--- EXERCISE PROMPT ---
Each line of the listing that contains "screenshot" should be found and copied.

--- DATA LISTING ---
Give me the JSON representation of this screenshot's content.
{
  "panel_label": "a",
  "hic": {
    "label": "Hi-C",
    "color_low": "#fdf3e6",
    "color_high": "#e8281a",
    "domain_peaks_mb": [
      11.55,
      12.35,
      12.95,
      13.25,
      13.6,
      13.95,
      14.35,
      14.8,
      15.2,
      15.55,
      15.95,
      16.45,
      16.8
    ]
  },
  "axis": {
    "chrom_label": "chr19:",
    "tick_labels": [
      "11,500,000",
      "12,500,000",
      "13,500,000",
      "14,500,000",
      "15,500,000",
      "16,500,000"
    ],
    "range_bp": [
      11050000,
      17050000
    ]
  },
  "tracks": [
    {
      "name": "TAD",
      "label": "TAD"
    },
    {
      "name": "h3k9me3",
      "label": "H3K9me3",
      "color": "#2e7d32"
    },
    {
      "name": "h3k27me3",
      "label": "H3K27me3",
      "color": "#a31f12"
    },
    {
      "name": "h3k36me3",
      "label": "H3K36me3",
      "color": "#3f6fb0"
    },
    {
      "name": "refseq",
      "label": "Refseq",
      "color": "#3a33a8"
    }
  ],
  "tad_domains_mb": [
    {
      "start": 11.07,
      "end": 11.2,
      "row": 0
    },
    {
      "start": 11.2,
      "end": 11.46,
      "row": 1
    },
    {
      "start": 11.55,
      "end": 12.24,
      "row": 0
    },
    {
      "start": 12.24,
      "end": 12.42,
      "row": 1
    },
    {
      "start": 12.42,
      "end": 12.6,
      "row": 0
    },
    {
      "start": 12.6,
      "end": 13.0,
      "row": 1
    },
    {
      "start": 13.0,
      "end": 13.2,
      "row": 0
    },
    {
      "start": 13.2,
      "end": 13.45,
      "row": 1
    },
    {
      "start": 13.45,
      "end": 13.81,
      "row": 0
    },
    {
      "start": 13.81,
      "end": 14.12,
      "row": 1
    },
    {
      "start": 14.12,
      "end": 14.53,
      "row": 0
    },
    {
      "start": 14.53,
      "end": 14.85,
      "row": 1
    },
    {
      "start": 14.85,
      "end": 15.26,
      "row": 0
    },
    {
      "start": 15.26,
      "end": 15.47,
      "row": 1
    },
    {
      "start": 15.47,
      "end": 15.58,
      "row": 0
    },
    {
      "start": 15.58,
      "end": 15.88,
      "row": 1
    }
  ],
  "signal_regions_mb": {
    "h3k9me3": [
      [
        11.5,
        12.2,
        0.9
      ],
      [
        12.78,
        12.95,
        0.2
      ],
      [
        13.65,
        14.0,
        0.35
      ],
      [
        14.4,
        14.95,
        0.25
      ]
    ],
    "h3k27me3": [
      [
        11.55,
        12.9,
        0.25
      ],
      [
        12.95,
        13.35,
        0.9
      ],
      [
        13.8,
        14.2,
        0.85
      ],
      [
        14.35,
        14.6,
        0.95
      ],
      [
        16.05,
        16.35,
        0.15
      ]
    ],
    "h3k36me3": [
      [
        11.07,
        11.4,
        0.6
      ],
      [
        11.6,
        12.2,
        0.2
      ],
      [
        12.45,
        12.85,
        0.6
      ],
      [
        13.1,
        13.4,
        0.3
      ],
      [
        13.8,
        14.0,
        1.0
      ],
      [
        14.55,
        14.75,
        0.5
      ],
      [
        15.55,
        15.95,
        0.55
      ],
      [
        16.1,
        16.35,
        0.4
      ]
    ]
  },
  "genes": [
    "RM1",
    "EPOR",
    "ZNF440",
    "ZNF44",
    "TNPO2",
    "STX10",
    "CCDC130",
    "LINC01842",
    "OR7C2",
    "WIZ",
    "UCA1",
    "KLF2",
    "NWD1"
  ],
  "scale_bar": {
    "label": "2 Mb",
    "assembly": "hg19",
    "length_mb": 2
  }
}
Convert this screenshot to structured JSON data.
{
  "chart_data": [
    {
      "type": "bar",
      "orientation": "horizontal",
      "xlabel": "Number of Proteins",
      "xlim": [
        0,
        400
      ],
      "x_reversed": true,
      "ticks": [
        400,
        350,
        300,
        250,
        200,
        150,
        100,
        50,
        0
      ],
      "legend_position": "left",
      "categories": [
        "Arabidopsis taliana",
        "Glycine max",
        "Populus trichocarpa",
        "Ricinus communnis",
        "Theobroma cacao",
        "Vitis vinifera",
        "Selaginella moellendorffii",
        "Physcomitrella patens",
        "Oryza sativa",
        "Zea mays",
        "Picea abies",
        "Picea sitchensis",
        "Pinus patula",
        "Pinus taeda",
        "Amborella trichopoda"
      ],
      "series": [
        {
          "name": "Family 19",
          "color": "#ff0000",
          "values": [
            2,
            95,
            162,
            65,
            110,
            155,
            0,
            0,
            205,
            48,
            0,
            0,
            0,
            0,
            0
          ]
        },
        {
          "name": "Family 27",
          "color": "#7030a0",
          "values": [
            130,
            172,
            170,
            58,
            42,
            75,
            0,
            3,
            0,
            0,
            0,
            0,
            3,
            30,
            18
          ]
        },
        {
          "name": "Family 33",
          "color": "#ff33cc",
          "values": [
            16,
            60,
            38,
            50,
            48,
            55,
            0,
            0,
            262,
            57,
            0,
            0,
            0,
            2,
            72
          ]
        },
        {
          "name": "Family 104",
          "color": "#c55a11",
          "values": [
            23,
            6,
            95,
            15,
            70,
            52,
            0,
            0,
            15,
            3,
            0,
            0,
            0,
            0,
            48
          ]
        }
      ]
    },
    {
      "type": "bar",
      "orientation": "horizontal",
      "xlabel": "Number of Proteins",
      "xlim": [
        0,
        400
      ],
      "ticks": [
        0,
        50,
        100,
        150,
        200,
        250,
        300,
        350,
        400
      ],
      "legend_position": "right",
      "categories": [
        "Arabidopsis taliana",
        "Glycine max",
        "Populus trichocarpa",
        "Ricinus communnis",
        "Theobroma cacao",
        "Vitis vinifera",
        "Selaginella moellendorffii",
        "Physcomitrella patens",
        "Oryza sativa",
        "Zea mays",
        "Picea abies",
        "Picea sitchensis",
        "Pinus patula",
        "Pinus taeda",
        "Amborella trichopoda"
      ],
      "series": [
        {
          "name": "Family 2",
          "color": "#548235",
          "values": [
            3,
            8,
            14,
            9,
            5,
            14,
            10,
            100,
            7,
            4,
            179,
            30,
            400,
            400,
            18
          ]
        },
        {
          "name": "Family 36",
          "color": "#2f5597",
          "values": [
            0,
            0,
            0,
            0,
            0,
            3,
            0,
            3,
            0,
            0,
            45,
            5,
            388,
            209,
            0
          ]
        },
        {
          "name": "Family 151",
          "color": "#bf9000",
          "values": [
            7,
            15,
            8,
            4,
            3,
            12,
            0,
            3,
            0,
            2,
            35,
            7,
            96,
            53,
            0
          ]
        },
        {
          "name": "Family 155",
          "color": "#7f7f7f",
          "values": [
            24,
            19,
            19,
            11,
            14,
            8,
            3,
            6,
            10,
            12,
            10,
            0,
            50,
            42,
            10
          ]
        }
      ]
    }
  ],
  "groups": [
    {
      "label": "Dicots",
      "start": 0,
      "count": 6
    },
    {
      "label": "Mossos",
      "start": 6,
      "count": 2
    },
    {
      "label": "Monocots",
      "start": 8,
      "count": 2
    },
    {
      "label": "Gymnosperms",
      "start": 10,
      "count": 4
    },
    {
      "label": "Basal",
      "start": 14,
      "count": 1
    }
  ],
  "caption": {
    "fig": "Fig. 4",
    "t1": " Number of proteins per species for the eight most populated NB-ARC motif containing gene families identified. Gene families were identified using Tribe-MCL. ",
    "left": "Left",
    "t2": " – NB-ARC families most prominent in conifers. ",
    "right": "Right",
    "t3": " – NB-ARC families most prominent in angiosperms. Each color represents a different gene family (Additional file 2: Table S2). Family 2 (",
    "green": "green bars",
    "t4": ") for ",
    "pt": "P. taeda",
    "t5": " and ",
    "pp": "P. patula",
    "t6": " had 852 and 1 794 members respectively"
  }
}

--- ANSWER TO THE EXERCISE ---
Give me the JSON representation of this screenshot's content.
Convert this screenshot to structured JSON data.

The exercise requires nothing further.